Given exercise:
Find the word "cover" in the material below and gather every line that contains it.
######
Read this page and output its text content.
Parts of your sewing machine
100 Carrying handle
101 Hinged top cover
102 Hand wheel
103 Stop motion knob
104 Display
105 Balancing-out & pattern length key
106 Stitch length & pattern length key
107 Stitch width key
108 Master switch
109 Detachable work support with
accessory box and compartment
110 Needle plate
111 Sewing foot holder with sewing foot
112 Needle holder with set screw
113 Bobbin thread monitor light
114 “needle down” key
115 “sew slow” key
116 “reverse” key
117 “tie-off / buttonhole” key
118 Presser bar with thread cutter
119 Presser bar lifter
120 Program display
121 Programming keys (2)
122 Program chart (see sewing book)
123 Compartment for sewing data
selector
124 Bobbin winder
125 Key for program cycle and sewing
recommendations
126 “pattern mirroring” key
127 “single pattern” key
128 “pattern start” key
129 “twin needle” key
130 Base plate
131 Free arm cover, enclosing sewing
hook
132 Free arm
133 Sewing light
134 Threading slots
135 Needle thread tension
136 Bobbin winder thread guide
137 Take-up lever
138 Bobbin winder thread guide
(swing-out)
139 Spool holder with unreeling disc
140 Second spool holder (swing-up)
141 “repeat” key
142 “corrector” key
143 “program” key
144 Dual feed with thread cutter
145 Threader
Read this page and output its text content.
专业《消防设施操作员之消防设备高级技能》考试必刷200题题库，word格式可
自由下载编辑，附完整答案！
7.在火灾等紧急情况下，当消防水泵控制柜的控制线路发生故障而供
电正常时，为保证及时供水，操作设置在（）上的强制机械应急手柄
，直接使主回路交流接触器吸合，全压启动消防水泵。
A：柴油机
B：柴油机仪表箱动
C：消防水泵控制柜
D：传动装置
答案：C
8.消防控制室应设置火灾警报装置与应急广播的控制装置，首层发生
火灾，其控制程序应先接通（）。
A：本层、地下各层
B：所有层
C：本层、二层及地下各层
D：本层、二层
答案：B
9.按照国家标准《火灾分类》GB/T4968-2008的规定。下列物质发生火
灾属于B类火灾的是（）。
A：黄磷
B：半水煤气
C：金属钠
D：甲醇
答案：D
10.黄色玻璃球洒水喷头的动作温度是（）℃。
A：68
######
Completed exercise:
101 Hinged top cover
131 Free arm cover, enclosing sewing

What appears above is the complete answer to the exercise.